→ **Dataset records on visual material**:
* * * * * * *

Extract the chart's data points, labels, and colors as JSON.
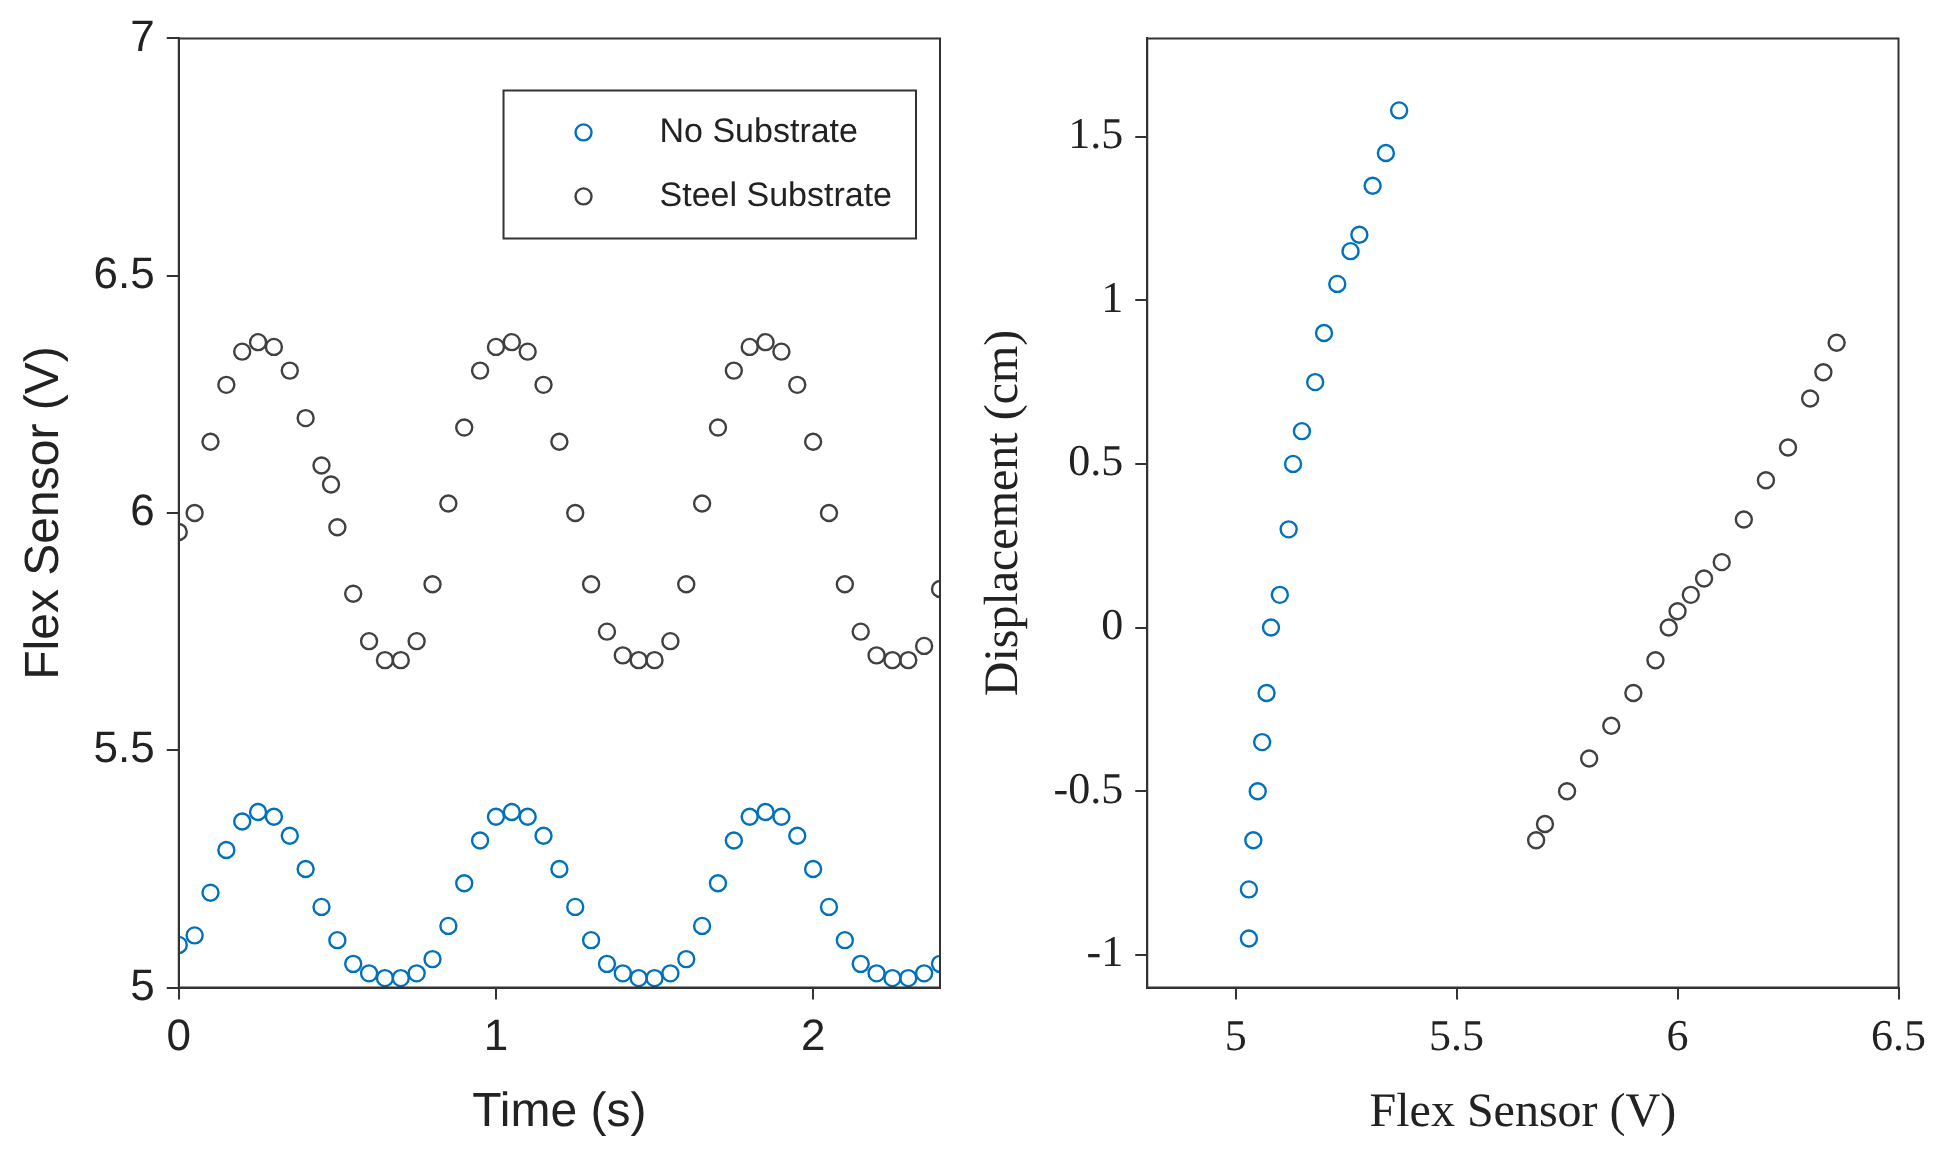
{
  "chart_data": [
    {
      "type": "scatter",
      "xlabel": "Time (s)",
      "ylabel": "Flex Sensor (V)",
      "xlim": [
        0,
        2.4
      ],
      "xticks": [
        0,
        1,
        2
      ],
      "ylim": [
        5,
        7
      ],
      "yticks": [
        5,
        5.5,
        6,
        6.5,
        7
      ],
      "grid": false,
      "legend": "top right",
      "marker": "circle",
      "series": [
        {
          "name": "No Substrate",
          "color": "#0072bd",
          "x": [
            0,
            0.05,
            0.1,
            0.15,
            0.2,
            0.25,
            0.3,
            0.35,
            0.4,
            0.45,
            0.5,
            0.55,
            0.6,
            0.65,
            0.7,
            0.75,
            0.8,
            0.85,
            0.9,
            0.95,
            1.0,
            1.05,
            1.1,
            1.15,
            1.2,
            1.25,
            1.3,
            1.35,
            1.4,
            1.45,
            1.5,
            1.55,
            1.6,
            1.65,
            1.7,
            1.75,
            1.8,
            1.85,
            1.9,
            1.95,
            2.0,
            2.05,
            2.1,
            2.15,
            2.2,
            2.25,
            2.3,
            2.35,
            2.4
          ],
          "values": [
            5.09,
            5.11,
            5.2,
            5.29,
            5.35,
            5.37,
            5.36,
            5.32,
            5.25,
            5.17,
            5.1,
            5.05,
            5.03,
            5.02,
            5.02,
            5.03,
            5.06,
            5.13,
            5.22,
            5.31,
            5.36,
            5.37,
            5.36,
            5.32,
            5.25,
            5.17,
            5.1,
            5.05,
            5.03,
            5.02,
            5.02,
            5.03,
            5.06,
            5.13,
            5.22,
            5.31,
            5.36,
            5.37,
            5.36,
            5.32,
            5.25,
            5.17,
            5.1,
            5.05,
            5.03,
            5.02,
            5.02,
            5.03,
            5.05
          ]
        },
        {
          "name": "Steel Substrate",
          "color": "#404040",
          "x": [
            0,
            0.05,
            0.1,
            0.15,
            0.2,
            0.25,
            0.3,
            0.35,
            0.4,
            0.45,
            0.48,
            0.5,
            0.55,
            0.6,
            0.65,
            0.7,
            0.75,
            0.8,
            0.85,
            0.9,
            0.95,
            1.0,
            1.05,
            1.1,
            1.15,
            1.2,
            1.25,
            1.3,
            1.35,
            1.4,
            1.45,
            1.5,
            1.55,
            1.6,
            1.65,
            1.7,
            1.75,
            1.8,
            1.85,
            1.9,
            1.95,
            2.0,
            2.05,
            2.1,
            2.15,
            2.2,
            2.25,
            2.3,
            2.35,
            2.4
          ],
          "values": [
            5.96,
            6.0,
            6.15,
            6.27,
            6.34,
            6.36,
            6.35,
            6.3,
            6.2,
            6.1,
            6.06,
            5.97,
            5.83,
            5.73,
            5.69,
            5.69,
            5.73,
            5.85,
            6.02,
            6.18,
            6.3,
            6.35,
            6.36,
            6.34,
            6.27,
            6.15,
            6.0,
            5.85,
            5.75,
            5.7,
            5.69,
            5.69,
            5.73,
            5.85,
            6.02,
            6.18,
            6.3,
            6.35,
            6.36,
            6.34,
            6.27,
            6.15,
            6.0,
            5.85,
            5.75,
            5.7,
            5.69,
            5.69,
            5.72,
            5.84
          ]
        }
      ]
    },
    {
      "type": "scatter",
      "xlabel": "Flex Sensor (V)",
      "ylabel": "Displacement (cm)",
      "xlim": [
        4.8,
        6.5
      ],
      "xticks": [
        5,
        5.5,
        6,
        6.5
      ],
      "ylim": [
        -1.1,
        1.8
      ],
      "yticks": [
        -1,
        -0.5,
        0,
        0.5,
        1,
        1.5
      ],
      "grid": false,
      "marker": "circle",
      "series": [
        {
          "color": "#0072bd",
          "x": [
            5.03,
            5.03,
            5.04,
            5.05,
            5.06,
            5.07,
            5.08,
            5.1,
            5.12,
            5.13,
            5.15,
            5.18,
            5.2,
            5.23,
            5.26,
            5.28,
            5.31,
            5.34,
            5.37
          ],
          "values": [
            -0.95,
            -0.8,
            -0.65,
            -0.5,
            -0.35,
            -0.2,
            0,
            0.1,
            0.3,
            0.5,
            0.6,
            0.75,
            0.9,
            1.05,
            1.15,
            1.2,
            1.35,
            1.45,
            1.58
          ]
        },
        {
          "color": "#404040",
          "x": [
            5.68,
            5.7,
            5.75,
            5.8,
            5.85,
            5.9,
            5.95,
            5.98,
            6.0,
            6.03,
            6.06,
            6.1,
            6.15,
            6.2,
            6.25,
            6.3,
            6.33,
            6.36
          ],
          "values": [
            -0.65,
            -0.6,
            -0.5,
            -0.4,
            -0.3,
            -0.2,
            -0.1,
            0,
            0.05,
            0.1,
            0.15,
            0.2,
            0.33,
            0.45,
            0.55,
            0.7,
            0.78,
            0.87
          ]
        }
      ]
    }
  ]
}
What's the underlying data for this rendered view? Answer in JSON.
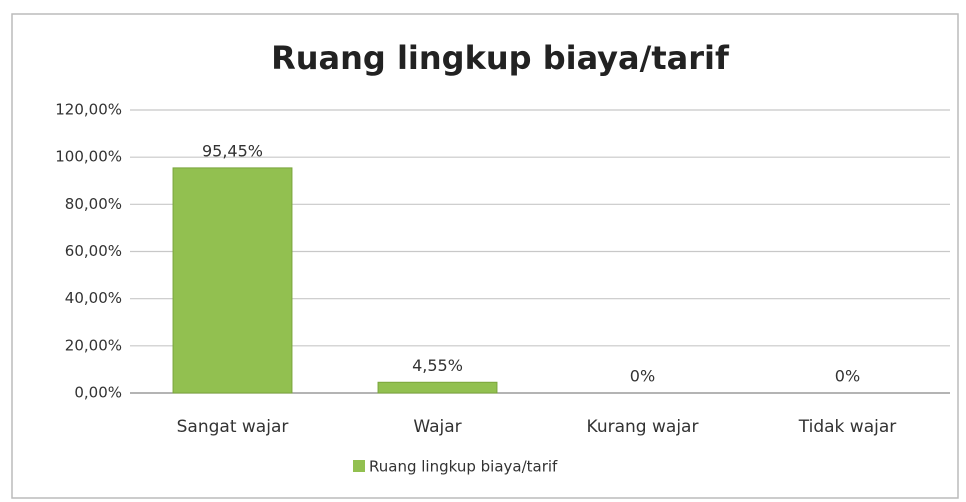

* * * * * * *

→ **Task objective**:
Reproduce the data above in full, exactly as it is, with the pictures left out.

→ **Result of the task**:
Extract the chart's data points, labels, and colors as JSON.
{
  "chart_data": [
    {
      "type": "scatter",
      "xlabel": "Time (s)",
      "ylabel": "Flex Sensor (V)",
      "xlim": [
        0,
        2.4
      ],
      "xticks": [
        0,
        1,
        2
      ],
      "ylim": [
        5,
        7
      ],
      "yticks": [
        5,
        5.5,
        6,
        6.5,
        7
      ],
      "grid": false,
      "legend": "top right",
      "marker": "circle",
      "series": [
        {
          "name": "No Substrate",
          "color": "#0072bd",
          "x": [
            0,
            0.05,
            0.1,
            0.15,
            0.2,
            0.25,
            0.3,
            0.35,
            0.4,
            0.45,
            0.5,
            0.55,
            0.6,
            0.65,
            0.7,
            0.75,
            0.8,
            0.85,
            0.9,
            0.95,
            1.0,
            1.05,
            1.1,
            1.15,
            1.2,
            1.25,
            1.3,
            1.35,
            1.4,
            1.45,
            1.5,
            1.55,
            1.6,
            1.65,
            1.7,
            1.75,
            1.8,
            1.85,
            1.9,
            1.95,
            2.0,
            2.05,
            2.1,
            2.15,
            2.2,
            2.25,
            2.3,
            2.35,
            2.4
          ],
          "values": [
            5.09,
            5.11,
            5.2,
            5.29,
            5.35,
            5.37,
            5.36,
            5.32,
            5.25,
            5.17,
            5.1,
            5.05,
            5.03,
            5.02,
            5.02,
            5.03,
            5.06,
            5.13,
            5.22,
            5.31,
            5.36,
            5.37,
            5.36,
            5.32,
            5.25,
            5.17,
            5.1,
            5.05,
            5.03,
            5.02,
            5.02,
            5.03,
            5.06,
            5.13,
            5.22,
            5.31,
            5.36,
            5.37,
            5.36,
            5.32,
            5.25,
            5.17,
            5.1,
            5.05,
            5.03,
            5.02,
            5.02,
            5.03,
            5.05
          ]
        },
        {
          "name": "Steel Substrate",
          "color": "#404040",
          "x": [
            0,
            0.05,
            0.1,
            0.15,
            0.2,
            0.25,
            0.3,
            0.35,
            0.4,
            0.45,
            0.48,
            0.5,
            0.55,
            0.6,
            0.65,
            0.7,
            0.75,
            0.8,
            0.85,
            0.9,
            0.95,
            1.0,
            1.05,
            1.1,
            1.15,
            1.2,
            1.25,
            1.3,
            1.35,
            1.4,
            1.45,
            1.5,
            1.55,
            1.6,
            1.65,
            1.7,
            1.75,
            1.8,
            1.85,
            1.9,
            1.95,
            2.0,
            2.05,
            2.1,
            2.15,
            2.2,
            2.25,
            2.3,
            2.35,
            2.4
          ],
          "values": [
            5.96,
            6.0,
            6.15,
            6.27,
            6.34,
            6.36,
            6.35,
            6.3,
            6.2,
            6.1,
            6.06,
            5.97,
            5.83,
            5.73,
            5.69,
            5.69,
            5.73,
            5.85,
            6.02,
            6.18,
            6.3,
            6.35,
            6.36,
            6.34,
            6.27,
            6.15,
            6.0,
            5.85,
            5.75,
            5.7,
            5.69,
            5.69,
            5.73,
            5.85,
            6.02,
            6.18,
            6.3,
            6.35,
            6.36,
            6.34,
            6.27,
            6.15,
            6.0,
            5.85,
            5.75,
            5.7,
            5.69,
            5.69,
            5.72,
            5.84
          ]
        }
      ]
    },
    {
      "type": "scatter",
      "xlabel": "Flex Sensor (V)",
      "ylabel": "Displacement (cm)",
      "xlim": [
        4.8,
        6.5
      ],
      "xticks": [
        5,
        5.5,
        6,
        6.5
      ],
      "ylim": [
        -1.1,
        1.8
      ],
      "yticks": [
        -1,
        -0.5,
        0,
        0.5,
        1,
        1.5
      ],
      "grid": false,
      "marker": "circle",
      "series": [
        {
          "color": "#0072bd",
          "x": [
            5.03,
            5.03,
            5.04,
            5.05,
            5.06,
            5.07,
            5.08,
            5.1,
            5.12,
            5.13,
            5.15,
            5.18,
            5.2,
            5.23,
            5.26,
            5.28,
            5.31,
            5.34,
            5.37
          ],
          "values": [
            -0.95,
            -0.8,
            -0.65,
            -0.5,
            -0.35,
            -0.2,
            0,
            0.1,
            0.3,
            0.5,
            0.6,
            0.75,
            0.9,
            1.05,
            1.15,
            1.2,
            1.35,
            1.45,
            1.58
          ]
        },
        {
          "color": "#404040",
          "x": [
            5.68,
            5.7,
            5.75,
            5.8,
            5.85,
            5.9,
            5.95,
            5.98,
            6.0,
            6.03,
            6.06,
            6.1,
            6.15,
            6.2,
            6.25,
            6.3,
            6.33,
            6.36
          ],
          "values": [
            -0.65,
            -0.6,
            -0.5,
            -0.4,
            -0.3,
            -0.2,
            -0.1,
            0,
            0.05,
            0.1,
            0.15,
            0.2,
            0.33,
            0.45,
            0.55,
            0.7,
            0.78,
            0.87
          ]
        }
      ]
    }
  ]
}
What's the underlying data for this rendered view? Answer in JSON.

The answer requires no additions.